Extract the entries in their exact form.

Extracted data entries:
+++

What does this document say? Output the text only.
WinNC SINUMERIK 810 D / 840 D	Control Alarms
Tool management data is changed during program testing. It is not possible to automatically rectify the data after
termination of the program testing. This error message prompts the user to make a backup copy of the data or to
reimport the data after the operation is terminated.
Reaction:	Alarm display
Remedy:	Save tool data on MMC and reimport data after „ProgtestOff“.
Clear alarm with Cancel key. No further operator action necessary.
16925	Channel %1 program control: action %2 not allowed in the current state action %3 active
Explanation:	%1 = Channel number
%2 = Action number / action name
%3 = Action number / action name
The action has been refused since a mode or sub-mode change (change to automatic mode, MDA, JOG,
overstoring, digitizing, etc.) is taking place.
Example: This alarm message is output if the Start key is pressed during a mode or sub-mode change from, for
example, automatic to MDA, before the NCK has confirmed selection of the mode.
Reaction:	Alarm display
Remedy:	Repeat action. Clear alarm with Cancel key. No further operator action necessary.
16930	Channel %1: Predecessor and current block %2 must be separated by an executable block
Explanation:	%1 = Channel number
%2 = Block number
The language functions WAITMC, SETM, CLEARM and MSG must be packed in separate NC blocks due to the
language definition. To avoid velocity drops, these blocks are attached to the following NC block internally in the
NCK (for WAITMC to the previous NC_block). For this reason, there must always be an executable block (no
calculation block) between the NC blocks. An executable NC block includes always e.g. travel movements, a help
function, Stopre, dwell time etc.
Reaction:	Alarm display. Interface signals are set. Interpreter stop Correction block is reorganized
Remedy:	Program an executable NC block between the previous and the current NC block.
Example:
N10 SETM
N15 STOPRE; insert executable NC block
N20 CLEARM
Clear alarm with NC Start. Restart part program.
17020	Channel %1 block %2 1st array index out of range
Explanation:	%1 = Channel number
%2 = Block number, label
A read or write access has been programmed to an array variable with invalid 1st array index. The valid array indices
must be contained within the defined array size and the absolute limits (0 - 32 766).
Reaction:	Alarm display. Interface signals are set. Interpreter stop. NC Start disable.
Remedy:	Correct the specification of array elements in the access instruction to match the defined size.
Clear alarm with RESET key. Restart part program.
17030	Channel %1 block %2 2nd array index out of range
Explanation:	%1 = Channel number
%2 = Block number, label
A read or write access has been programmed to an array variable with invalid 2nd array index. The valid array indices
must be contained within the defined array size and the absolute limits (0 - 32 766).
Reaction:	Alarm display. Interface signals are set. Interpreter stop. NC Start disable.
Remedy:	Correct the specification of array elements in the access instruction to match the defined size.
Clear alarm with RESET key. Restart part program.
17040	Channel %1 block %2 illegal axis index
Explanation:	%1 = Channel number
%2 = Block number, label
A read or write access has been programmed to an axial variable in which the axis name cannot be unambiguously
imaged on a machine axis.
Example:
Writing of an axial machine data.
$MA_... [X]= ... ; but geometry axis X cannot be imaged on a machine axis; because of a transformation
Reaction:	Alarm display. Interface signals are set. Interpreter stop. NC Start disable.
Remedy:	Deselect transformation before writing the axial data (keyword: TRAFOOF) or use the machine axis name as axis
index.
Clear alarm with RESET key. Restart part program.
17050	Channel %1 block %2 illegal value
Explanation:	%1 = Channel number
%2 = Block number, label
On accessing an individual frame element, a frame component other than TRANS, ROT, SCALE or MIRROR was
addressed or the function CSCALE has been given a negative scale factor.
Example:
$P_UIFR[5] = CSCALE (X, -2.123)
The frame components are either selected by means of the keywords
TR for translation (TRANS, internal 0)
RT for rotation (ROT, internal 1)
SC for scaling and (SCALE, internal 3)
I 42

+++

Response for this exercise:
What does this document say? Output the text only.
WinNC SINUMERIK 810 D / 840 D	Control Alarms
Tool management data is changed during program testing. It is not possible to automatically rectify the data after
termination of the program testing. This error message prompts the user to make a backup copy of the data or to
reimport the data after the operation is terminated.
Reaction:	Alarm display
Remedy:	Save tool data on MMC and reimport data after „ProgtestOff“.
Clear alarm with Cancel key. No further operator action necessary.
16925	Channel %1 program control: action %2 not allowed in the current state action %3 active
Explanation:	%1 = Channel number
%2 = Action number / action name
%3 = Action number / action name
The action has been refused since a mode or sub-mode change (change to automatic mode, MDA, JOG,
overstoring, digitizing, etc.) is taking place.
Example: This alarm message is output if the Start key is pressed during a mode or sub-mode change from, for
example, automatic to MDA, before the NCK has confirmed selection of the mode.
Reaction:	Alarm display
Remedy:	Repeat action. Clear alarm with Cancel key. No further operator action necessary.
16930	Channel %1: Predecessor and current block %2 must be separated by an executable block
Explanation:	%1 = Channel number
%2 = Block number
The language functions WAITMC, SETM, CLEARM and MSG must be packed in separate NC blocks due to the
language definition. To avoid velocity drops, these blocks are attached to the following NC block internally in the
NCK (for WAITMC to the previous NC_block). For this reason, there must always be an executable block (no
calculation block) between the NC blocks. An executable NC block includes always e.g. travel movements, a help
function, Stopre, dwell time etc.
Reaction:	Alarm display. Interface signals are set. Interpreter stop Correction block is reorganized
Remedy:	Program an executable NC block between the previous and the current NC block.
Example:
N10 SETM
N15 STOPRE; insert executable NC block
N20 CLEARM
Clear alarm with NC Start. Restart part program.
17020	Channel %1 block %2 1st array index out of range
Explanation:	%1 = Channel number
%2 = Block number, label
A read or write access has been programmed to an array variable with invalid 1st array index. The valid array indices
must be contained within the defined array size and the absolute limits (0 - 32 766).
Reaction:	Alarm display. Interface signals are set. Interpreter stop. NC Start disable.
Remedy:	Correct the specification of array elements in the access instruction to match the defined size.
Clear alarm with RESET key. Restart part program.
17030	Channel %1 block %2 2nd array index out of range
Explanation:	%1 = Channel number
%2 = Block number, label
A read or write access has been programmed to an array variable with invalid 2nd array index. The valid array indices
must be contained within the defined array size and the absolute limits (0 - 32 766).
Reaction:	Alarm display. Interface signals are set. Interpreter stop. NC Start disable.
Remedy:	Correct the specification of array elements in the access instruction to match the defined size.
Clear alarm with RESET key. Restart part program.
17040	Channel %1 block %2 illegal axis index
Explanation:	%1 = Channel number
%2 = Block number, label
A read or write access has been programmed to an axial variable in which the axis name cannot be unambiguously
imaged on a machine axis.
Example:
Writing of an axial machine data.
$MA_... [X]= ... ; but geometry axis X cannot be imaged on a machine axis; because of a transformation
Reaction:	Alarm display. Interface signals are set. Interpreter stop. NC Start disable.
Remedy:	Deselect transformation before writing the axial data (keyword: TRAFOOF) or use the machine axis name as axis
index.
Clear alarm with RESET key. Restart part program.
17050	Channel %1 block %2 illegal value
Explanation:	%1 = Channel number
%2 = Block number, label
On accessing an individual frame element, a frame component other than TRANS, ROT, SCALE or MIRROR was
addressed or the function CSCALE has been given a negative scale factor.
Example:
$P_UIFR[5] = CSCALE (X, -2.123)
The frame components are either selected by means of the keywords
TR for translation (TRANS, internal 0)
RT for rotation (ROT, internal 1)
SC for scaling and (SCALE, internal 3)
I 42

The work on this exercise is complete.